**TASK TO COMPLETE:** In the listing that follows, how many lines contain the string "text"? Provide only the number.

### RECORD EXTRACTS

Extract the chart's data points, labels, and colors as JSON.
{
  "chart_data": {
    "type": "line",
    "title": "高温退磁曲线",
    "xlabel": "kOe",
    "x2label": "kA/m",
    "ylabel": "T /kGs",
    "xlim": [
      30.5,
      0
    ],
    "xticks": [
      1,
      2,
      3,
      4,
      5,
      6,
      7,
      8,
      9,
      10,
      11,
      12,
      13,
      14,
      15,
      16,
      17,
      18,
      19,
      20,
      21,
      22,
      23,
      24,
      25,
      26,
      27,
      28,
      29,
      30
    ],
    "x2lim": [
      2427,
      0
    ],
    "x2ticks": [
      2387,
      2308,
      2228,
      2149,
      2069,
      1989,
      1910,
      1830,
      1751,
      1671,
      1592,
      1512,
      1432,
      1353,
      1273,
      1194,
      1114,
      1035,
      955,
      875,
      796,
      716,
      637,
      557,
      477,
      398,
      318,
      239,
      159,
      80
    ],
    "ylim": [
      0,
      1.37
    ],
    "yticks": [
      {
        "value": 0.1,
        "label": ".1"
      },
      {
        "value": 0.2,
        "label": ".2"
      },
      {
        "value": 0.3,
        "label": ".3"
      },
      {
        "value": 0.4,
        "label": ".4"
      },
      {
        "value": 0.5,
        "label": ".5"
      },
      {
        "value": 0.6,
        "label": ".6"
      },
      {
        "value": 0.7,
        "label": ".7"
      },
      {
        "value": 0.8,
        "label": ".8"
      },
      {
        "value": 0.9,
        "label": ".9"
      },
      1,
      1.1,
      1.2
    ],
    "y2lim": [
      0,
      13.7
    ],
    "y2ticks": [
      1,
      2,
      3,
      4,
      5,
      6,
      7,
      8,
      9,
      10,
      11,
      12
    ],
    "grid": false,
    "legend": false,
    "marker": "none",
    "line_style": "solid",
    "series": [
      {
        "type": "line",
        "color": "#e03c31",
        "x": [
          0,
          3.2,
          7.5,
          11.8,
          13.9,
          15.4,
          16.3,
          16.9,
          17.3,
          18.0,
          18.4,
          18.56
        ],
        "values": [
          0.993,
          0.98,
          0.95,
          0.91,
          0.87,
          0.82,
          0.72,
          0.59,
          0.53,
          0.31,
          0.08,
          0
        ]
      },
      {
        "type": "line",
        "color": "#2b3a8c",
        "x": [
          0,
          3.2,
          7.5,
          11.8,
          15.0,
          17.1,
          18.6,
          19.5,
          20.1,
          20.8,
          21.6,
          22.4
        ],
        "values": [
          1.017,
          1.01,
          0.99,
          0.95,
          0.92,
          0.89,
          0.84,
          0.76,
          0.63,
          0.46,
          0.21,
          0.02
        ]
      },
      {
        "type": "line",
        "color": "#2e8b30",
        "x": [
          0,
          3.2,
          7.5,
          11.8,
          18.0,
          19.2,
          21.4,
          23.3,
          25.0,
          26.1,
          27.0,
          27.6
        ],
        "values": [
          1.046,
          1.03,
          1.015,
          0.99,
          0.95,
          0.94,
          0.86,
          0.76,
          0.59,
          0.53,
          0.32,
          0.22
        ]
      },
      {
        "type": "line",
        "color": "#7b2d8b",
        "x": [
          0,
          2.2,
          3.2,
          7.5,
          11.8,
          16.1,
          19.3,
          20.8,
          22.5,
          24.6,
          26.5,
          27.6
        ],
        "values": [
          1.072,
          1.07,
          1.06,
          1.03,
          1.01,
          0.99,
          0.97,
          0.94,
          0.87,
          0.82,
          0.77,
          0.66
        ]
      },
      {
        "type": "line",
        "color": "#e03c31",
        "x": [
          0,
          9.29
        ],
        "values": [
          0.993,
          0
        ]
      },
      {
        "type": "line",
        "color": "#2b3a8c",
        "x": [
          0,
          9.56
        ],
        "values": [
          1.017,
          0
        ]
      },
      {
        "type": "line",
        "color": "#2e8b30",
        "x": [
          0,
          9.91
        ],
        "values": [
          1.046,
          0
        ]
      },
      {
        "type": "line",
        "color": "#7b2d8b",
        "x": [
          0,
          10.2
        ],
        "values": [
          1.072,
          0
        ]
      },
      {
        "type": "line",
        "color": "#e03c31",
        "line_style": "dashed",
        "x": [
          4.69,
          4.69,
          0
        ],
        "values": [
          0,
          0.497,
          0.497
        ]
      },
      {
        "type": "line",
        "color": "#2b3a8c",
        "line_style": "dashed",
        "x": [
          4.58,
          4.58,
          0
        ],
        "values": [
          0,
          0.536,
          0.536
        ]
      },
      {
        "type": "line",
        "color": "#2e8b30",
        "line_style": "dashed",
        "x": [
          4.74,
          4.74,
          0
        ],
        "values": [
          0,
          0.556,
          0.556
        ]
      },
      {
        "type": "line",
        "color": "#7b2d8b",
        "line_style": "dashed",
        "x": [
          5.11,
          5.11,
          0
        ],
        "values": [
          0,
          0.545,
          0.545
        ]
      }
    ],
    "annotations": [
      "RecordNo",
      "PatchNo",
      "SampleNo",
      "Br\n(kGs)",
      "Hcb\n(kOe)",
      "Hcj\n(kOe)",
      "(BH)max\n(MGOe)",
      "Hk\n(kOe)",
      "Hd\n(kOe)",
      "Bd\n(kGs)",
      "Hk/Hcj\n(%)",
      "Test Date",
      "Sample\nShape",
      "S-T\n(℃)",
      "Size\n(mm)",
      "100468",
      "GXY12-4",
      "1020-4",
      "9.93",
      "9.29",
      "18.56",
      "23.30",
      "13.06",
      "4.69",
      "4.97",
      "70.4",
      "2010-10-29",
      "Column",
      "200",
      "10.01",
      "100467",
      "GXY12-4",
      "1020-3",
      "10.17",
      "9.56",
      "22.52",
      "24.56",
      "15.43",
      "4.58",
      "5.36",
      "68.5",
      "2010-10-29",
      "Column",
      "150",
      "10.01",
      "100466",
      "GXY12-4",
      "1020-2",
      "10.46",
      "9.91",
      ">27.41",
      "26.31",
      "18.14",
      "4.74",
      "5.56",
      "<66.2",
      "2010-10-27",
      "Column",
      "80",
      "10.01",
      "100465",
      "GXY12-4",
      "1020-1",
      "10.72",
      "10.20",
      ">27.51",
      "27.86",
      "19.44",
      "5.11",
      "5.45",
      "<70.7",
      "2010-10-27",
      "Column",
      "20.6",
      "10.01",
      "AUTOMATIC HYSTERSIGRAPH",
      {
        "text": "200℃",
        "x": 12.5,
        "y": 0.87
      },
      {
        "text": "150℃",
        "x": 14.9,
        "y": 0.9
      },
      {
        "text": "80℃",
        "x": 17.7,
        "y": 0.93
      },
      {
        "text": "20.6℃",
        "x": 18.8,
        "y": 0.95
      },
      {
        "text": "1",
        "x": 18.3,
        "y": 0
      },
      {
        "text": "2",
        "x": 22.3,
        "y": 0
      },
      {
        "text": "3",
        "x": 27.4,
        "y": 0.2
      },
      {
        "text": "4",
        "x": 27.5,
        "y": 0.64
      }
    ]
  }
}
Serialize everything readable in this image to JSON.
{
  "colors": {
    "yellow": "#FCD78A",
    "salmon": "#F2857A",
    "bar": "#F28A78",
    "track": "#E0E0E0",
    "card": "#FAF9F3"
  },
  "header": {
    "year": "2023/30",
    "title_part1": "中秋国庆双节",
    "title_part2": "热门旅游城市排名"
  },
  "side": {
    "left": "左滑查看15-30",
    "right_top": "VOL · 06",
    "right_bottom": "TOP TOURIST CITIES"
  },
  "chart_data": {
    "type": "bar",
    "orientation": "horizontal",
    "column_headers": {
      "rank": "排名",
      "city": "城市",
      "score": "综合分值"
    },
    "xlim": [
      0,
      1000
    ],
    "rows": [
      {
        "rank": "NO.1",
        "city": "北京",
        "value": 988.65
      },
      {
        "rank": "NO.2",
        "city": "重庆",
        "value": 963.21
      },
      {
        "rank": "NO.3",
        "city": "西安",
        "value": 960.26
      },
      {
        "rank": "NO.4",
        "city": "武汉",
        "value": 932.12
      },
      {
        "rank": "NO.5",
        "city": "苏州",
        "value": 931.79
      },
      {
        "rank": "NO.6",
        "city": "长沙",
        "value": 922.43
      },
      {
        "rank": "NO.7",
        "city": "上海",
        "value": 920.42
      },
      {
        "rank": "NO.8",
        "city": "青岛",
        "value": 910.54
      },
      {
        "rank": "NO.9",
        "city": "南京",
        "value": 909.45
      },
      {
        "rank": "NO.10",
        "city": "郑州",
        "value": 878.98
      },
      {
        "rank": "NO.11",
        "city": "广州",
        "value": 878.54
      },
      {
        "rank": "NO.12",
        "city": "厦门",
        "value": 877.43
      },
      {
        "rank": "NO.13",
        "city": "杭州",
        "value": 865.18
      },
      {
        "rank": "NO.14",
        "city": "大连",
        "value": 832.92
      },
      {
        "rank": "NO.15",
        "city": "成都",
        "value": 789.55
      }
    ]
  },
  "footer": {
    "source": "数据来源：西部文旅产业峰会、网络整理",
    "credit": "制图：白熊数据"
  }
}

######

**FULL OUTPUT:** 8